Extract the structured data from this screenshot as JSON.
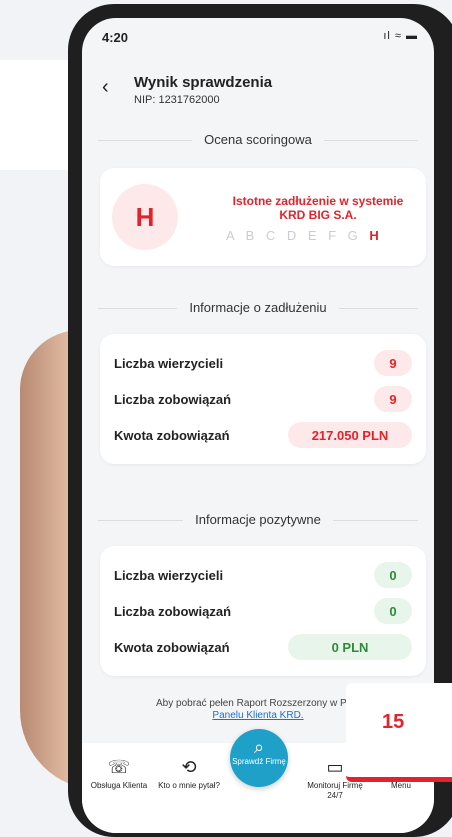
{
  "status_bar": {
    "time": "4:20",
    "icons": "ıl ≈ ▬"
  },
  "header": {
    "title": "Wynik sprawdzenia",
    "nip": "NIP: 1231762000"
  },
  "scoring": {
    "section_title": "Ocena scoringowa",
    "grade": "H",
    "description": "Istotne zadłużenie w systemie KRD BIG S.A.",
    "scale_inactive": "A B C D E F G",
    "scale_active": "H"
  },
  "debt": {
    "section_title": "Informacje o zadłużeniu",
    "rows": [
      {
        "label": "Liczba wierzycieli",
        "value": "9"
      },
      {
        "label": "Liczba zobowiązań",
        "value": "9"
      },
      {
        "label": "Kwota zobowiązań",
        "value": "217.050 PLN"
      }
    ]
  },
  "positive": {
    "section_title": "Informacje pozytywne",
    "rows": [
      {
        "label": "Liczba wierzycieli",
        "value": "0"
      },
      {
        "label": "Liczba zobowiązań",
        "value": "0"
      },
      {
        "label": "Kwota zobowiązań",
        "value": "0 PLN"
      }
    ]
  },
  "footer_note": {
    "text": "Aby pobrać pełen Raport Rozszerzony w PDF",
    "link": "Panelu Klienta KRD."
  },
  "nav": {
    "items": [
      {
        "label": "Obsługa Klienta",
        "icon": "☏"
      },
      {
        "label": "Kto o mnie pytał?",
        "icon": "⟲"
      },
      {
        "label": "Sprawdź Firmę",
        "icon": "⌕"
      },
      {
        "label": "Monitoruj Firmę 24/7",
        "icon": "▭"
      },
      {
        "label": "Menu",
        "icon": "☰"
      }
    ]
  },
  "badge": {
    "number": "15"
  },
  "colors": {
    "accent_red": "#e3232b",
    "accent_blue": "#1ea0c9",
    "positive_green": "#2f8a3a"
  }
}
════════════════════
● Set task
Retype each record exactly as it stands, but do not include the pictures.

● Final result
Extract the structured data from this screenshot as JSON.
{
  "status_bar": {
    "time": "4:20",
    "icons": "ıl ≈ ▬"
  },
  "header": {
    "title": "Wynik sprawdzenia",
    "nip": "NIP: 1231762000"
  },
  "scoring": {
    "section_title": "Ocena scoringowa",
    "grade": "H",
    "description": "Istotne zadłużenie w systemie KRD BIG S.A.",
    "scale_inactive": "A B C D E F G",
    "scale_active": "H"
  },
  "debt": {
    "section_title": "Informacje o zadłużeniu",
    "rows": [
      {
        "label": "Liczba wierzycieli",
        "value": "9"
      },
      {
        "label": "Liczba zobowiązań",
        "value": "9"
      },
      {
        "label": "Kwota zobowiązań",
        "value": "217.050 PLN"
      }
    ]
  },
  "positive": {
    "section_title": "Informacje pozytywne",
    "rows": [
      {
        "label": "Liczba wierzycieli",
        "value": "0"
      },
      {
        "label": "Liczba zobowiązań",
        "value": "0"
      },
      {
        "label": "Kwota zobowiązań",
        "value": "0 PLN"
      }
    ]
  },
  "footer_note": {
    "text": "Aby pobrać pełen Raport Rozszerzony w PDF",
    "link": "Panelu Klienta KRD."
  },
  "nav": {
    "items": [
      {
        "label": "Obsługa Klienta",
        "icon": "☏"
      },
      {
        "label": "Kto o mnie pytał?",
        "icon": "⟲"
      },
      {
        "label": "Sprawdź Firmę",
        "icon": "⌕"
      },
      {
        "label": "Monitoruj Firmę 24/7",
        "icon": "▭"
      },
      {
        "label": "Menu",
        "icon": "☰"
      }
    ]
  },
  "badge": {
    "number": "15"
  },
  "colors": {
    "accent_red": "#e3232b",
    "accent_blue": "#1ea0c9",
    "positive_green": "#2f8a3a"
  }
}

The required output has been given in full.